Work to complete: Pick out every line holding the string "does" and copy it.

Material supplied:
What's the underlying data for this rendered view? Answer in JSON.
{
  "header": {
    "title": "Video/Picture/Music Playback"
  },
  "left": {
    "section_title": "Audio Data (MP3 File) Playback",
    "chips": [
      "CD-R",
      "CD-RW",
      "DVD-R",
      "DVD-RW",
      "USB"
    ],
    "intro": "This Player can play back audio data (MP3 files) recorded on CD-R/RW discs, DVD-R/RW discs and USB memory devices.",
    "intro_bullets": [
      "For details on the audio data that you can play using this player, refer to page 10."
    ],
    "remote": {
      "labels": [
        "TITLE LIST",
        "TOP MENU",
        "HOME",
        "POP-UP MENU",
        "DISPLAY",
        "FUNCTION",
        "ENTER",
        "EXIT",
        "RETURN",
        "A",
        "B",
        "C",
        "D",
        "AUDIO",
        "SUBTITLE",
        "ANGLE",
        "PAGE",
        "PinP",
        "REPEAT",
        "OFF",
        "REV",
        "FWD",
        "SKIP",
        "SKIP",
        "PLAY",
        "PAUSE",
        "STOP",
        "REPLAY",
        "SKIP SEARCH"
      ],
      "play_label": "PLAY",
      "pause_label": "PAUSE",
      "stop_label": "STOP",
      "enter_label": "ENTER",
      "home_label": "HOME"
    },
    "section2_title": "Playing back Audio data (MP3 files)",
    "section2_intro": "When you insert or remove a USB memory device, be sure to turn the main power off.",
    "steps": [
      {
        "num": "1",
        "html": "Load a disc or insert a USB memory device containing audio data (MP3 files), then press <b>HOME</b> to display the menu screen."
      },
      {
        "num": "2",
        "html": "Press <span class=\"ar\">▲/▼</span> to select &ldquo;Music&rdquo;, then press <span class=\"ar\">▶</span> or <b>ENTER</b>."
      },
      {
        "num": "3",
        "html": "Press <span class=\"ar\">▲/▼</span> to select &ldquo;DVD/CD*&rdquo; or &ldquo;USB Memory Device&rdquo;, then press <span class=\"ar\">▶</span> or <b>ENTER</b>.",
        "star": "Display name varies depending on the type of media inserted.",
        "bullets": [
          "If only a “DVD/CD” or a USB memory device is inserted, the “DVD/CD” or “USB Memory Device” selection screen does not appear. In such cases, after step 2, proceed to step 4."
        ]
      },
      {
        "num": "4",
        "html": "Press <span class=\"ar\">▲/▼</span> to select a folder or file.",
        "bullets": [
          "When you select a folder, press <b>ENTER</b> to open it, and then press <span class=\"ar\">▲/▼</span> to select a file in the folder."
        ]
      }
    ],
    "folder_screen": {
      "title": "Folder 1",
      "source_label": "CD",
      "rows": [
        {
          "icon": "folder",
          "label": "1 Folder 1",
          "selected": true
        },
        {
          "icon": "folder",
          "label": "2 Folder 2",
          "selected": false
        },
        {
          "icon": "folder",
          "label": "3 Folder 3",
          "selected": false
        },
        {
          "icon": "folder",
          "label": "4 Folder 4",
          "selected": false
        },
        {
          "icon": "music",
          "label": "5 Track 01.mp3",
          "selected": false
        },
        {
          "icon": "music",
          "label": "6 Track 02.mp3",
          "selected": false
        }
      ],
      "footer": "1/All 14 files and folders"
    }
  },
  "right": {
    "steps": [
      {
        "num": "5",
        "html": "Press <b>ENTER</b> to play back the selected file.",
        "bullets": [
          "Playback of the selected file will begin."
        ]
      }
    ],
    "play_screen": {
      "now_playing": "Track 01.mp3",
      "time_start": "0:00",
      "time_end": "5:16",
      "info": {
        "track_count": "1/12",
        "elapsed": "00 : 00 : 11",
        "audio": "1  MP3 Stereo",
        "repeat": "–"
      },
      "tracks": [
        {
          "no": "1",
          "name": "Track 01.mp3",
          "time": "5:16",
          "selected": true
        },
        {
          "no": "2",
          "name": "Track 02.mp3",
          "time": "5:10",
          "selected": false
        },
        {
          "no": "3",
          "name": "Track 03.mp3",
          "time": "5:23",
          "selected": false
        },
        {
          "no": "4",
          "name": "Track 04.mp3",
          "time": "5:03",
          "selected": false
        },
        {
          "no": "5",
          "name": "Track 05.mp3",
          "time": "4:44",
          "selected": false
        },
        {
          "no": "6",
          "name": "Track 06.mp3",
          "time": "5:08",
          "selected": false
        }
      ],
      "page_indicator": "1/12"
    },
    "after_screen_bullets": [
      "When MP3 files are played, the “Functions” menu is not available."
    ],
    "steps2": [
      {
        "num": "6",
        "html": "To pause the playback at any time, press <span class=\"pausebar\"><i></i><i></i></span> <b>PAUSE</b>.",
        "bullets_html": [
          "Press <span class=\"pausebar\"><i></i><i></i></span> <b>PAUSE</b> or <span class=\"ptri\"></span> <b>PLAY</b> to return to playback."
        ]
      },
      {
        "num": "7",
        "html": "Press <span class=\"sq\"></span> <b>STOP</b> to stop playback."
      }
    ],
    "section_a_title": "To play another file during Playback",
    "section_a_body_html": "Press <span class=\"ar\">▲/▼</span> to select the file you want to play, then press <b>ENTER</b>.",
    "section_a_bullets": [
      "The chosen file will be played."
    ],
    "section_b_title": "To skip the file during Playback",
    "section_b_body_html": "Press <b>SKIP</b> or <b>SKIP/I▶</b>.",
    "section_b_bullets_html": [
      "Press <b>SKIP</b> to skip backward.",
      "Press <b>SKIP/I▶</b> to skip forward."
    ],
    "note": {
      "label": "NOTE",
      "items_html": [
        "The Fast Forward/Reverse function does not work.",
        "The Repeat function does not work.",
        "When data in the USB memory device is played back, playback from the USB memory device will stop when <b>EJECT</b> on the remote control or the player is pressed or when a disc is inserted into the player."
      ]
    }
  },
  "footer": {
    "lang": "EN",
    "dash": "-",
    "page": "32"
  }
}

Final answer:
          "If only a “DVD/CD” or a USB memory device is inserted, the “DVD/CD” or “USB Memory Device” selection screen does not appear. In such cases, after step 2, proceed to step 4."
        "The Fast Forward/Reverse function does not work.",
        "The Repeat function does not work.",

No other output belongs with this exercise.